GOAL: Copy all lines below containing "watermark".

Figure collection entries:
--------------------------------------------------

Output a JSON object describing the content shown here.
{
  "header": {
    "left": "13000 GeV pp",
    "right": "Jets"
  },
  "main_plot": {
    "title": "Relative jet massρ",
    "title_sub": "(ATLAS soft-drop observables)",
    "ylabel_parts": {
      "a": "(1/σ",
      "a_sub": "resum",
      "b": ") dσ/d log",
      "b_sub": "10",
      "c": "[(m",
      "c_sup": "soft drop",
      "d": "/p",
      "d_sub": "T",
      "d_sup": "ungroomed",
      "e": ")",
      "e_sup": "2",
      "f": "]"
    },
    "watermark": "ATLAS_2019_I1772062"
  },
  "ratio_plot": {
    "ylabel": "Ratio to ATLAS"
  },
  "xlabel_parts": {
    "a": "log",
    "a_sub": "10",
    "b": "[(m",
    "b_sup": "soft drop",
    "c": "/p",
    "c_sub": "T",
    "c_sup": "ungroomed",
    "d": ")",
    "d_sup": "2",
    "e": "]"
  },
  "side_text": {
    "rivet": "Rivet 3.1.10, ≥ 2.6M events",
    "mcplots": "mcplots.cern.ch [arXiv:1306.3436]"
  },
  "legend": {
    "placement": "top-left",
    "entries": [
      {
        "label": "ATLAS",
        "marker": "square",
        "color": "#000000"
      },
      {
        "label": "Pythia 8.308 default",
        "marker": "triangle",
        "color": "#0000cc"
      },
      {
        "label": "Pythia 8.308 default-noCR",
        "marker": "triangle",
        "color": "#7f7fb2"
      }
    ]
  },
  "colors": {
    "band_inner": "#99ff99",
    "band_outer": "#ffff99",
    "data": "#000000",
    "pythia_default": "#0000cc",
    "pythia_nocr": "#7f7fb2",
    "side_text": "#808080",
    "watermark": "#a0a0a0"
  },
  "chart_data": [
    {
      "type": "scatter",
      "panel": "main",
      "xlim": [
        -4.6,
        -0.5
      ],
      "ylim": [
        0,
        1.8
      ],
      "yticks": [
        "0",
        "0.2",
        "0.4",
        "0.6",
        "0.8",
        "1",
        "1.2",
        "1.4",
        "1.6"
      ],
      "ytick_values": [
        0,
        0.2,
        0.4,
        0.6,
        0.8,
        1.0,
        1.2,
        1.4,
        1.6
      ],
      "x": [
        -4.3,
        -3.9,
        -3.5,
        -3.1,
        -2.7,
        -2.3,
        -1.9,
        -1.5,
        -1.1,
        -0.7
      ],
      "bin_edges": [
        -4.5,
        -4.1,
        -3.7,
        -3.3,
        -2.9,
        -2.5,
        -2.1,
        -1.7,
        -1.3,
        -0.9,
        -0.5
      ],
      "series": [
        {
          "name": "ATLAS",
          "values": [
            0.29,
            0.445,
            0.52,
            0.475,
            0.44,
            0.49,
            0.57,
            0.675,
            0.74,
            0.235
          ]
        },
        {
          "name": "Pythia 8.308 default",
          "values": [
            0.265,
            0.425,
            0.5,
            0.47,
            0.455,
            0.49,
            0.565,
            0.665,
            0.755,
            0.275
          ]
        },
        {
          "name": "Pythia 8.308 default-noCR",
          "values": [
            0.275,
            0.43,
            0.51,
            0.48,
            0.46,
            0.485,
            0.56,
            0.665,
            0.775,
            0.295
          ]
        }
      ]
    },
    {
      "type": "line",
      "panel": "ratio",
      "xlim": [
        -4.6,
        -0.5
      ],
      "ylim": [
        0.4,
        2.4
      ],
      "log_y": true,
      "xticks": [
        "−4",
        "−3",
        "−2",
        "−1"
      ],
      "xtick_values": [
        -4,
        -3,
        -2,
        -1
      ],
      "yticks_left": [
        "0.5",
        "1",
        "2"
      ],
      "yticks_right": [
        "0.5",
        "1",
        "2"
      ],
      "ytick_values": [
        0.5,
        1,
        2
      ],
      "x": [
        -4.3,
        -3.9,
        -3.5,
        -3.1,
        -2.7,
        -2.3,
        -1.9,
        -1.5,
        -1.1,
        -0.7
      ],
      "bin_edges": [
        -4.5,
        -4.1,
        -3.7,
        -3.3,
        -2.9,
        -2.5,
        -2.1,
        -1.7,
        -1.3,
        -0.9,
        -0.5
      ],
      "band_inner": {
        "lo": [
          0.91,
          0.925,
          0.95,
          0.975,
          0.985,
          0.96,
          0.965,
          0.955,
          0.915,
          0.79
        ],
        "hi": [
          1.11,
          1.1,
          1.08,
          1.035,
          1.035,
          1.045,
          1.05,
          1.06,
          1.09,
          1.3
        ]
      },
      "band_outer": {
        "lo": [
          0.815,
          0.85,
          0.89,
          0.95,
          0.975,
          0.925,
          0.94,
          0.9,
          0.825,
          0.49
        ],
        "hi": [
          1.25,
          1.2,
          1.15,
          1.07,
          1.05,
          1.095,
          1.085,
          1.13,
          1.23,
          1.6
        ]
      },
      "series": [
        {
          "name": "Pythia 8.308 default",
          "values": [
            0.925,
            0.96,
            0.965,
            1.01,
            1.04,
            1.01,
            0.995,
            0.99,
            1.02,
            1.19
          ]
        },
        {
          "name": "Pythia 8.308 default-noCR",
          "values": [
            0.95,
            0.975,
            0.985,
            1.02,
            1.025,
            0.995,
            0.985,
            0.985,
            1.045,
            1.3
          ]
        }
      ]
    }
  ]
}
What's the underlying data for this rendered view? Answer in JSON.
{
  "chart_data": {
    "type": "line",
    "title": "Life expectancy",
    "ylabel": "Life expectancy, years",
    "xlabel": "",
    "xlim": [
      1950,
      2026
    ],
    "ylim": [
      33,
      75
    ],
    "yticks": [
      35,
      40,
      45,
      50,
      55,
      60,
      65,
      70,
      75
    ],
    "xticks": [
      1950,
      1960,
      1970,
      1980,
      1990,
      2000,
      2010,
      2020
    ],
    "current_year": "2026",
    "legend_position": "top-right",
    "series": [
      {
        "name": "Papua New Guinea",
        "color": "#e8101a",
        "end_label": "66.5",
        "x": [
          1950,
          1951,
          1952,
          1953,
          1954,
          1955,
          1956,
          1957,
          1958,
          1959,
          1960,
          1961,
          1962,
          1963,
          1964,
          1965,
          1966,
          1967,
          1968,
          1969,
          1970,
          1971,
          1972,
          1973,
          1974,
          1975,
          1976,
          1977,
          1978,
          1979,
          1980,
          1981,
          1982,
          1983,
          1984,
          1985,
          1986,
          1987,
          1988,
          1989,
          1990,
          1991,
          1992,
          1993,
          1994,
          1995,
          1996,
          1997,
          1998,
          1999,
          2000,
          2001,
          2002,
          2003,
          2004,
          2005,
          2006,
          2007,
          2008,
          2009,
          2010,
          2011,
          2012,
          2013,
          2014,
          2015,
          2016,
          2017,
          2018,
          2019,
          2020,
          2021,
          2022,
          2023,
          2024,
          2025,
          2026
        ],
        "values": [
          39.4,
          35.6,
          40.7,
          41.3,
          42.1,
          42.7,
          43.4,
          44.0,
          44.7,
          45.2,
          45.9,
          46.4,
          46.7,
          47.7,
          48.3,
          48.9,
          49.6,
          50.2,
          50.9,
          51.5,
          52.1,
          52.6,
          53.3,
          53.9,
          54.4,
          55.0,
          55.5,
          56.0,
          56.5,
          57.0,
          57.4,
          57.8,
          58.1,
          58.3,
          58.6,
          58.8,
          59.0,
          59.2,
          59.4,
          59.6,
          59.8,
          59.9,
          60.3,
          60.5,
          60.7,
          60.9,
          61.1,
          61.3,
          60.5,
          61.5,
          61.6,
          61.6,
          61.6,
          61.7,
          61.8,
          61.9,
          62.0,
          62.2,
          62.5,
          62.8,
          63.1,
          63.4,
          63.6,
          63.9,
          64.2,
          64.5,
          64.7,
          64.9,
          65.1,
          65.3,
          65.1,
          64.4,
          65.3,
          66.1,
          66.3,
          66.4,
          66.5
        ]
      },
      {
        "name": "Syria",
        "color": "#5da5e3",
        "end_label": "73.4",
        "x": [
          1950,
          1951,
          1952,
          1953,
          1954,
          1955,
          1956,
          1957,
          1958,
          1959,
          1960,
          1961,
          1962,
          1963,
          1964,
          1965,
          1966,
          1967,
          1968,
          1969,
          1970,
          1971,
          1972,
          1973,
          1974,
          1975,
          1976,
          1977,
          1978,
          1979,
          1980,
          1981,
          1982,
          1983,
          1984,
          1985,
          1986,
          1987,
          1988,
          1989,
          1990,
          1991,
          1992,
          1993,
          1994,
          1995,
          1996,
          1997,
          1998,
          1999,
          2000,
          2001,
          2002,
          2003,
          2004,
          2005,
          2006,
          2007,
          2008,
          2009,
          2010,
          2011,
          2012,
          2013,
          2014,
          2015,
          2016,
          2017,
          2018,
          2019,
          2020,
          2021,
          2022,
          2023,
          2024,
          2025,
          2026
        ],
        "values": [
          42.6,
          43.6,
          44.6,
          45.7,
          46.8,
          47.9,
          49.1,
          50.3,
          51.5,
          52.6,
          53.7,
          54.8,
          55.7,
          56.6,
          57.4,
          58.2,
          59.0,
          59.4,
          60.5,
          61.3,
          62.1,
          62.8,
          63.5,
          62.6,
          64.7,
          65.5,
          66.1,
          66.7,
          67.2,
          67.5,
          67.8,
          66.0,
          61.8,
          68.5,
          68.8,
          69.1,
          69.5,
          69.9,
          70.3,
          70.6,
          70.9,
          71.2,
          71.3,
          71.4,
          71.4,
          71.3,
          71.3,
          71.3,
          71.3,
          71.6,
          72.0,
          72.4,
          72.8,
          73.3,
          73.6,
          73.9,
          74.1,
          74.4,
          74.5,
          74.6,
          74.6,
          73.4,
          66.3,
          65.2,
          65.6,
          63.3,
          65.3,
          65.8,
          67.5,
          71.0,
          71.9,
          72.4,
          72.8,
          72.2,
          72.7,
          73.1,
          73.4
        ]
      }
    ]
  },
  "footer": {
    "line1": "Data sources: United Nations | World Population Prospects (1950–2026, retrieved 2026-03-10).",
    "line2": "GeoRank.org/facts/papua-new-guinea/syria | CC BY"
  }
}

--------------------------------------------------

SOLUTION TO THE PROBLEM:
    "watermark": "ATLAS_2019_I1772062"
    "watermark": "#a0a0a0"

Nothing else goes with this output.